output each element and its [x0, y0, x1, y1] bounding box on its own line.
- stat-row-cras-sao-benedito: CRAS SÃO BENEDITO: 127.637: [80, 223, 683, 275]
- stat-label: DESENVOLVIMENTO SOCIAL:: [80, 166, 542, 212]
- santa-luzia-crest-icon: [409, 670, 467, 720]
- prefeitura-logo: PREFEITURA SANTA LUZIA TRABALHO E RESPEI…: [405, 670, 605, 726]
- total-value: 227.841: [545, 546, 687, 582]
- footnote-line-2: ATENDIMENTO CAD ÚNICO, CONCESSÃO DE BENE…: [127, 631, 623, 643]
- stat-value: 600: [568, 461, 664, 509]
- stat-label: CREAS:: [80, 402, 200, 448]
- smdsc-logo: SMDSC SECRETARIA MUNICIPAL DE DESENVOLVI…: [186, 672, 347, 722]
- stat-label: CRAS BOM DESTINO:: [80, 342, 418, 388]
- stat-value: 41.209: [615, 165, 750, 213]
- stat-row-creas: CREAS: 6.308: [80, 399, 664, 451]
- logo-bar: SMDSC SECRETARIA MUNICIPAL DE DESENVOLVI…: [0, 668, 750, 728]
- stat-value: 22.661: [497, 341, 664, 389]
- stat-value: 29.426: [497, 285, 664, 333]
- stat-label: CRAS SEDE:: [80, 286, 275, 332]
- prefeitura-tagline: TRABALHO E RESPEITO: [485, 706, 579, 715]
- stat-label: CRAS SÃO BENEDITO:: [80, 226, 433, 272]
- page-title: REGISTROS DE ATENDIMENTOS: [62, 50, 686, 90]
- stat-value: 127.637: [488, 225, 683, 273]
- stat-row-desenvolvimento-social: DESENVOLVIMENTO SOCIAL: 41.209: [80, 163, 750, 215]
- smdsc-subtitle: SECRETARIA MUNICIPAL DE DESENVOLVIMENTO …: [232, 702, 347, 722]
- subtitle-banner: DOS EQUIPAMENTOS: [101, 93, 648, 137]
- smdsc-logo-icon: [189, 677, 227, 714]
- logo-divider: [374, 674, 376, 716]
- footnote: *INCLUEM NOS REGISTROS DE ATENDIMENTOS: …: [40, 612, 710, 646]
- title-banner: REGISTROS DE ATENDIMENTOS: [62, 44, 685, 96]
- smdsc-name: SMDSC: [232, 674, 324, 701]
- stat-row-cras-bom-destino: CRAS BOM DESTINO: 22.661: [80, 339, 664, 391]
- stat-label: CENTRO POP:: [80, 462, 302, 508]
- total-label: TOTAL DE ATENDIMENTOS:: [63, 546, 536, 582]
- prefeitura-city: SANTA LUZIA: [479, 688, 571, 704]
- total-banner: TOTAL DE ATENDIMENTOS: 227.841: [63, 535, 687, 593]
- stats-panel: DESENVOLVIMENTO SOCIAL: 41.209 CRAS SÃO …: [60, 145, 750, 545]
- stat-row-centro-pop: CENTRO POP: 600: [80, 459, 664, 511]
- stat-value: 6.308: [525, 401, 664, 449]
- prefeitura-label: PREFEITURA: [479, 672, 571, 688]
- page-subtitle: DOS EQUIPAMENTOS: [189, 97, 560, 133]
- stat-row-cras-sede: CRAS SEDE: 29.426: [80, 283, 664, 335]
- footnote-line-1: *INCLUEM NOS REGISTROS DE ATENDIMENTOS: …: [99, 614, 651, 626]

──────────────────────────────

Directive | Could you transcribe the data above verbatim, starting at its first line and ending at the line that contains "- total-value: 227.841: [545, 546, 687, 582]", with both of those lines included?

Output for this task |
output each element and its [x0, y0, x1, y1] bounding box on its own line.
- stat-row-cras-sao-benedito: CRAS SÃO BENEDITO: 127.637: [80, 223, 683, 275]
- stat-label: DESENVOLVIMENTO SOCIAL:: [80, 166, 542, 212]
- santa-luzia-crest-icon: [409, 670, 467, 720]
- prefeitura-logo: PREFEITURA SANTA LUZIA TRABALHO E RESPEI…: [405, 670, 605, 726]
- total-value: 227.841: [545, 546, 687, 582]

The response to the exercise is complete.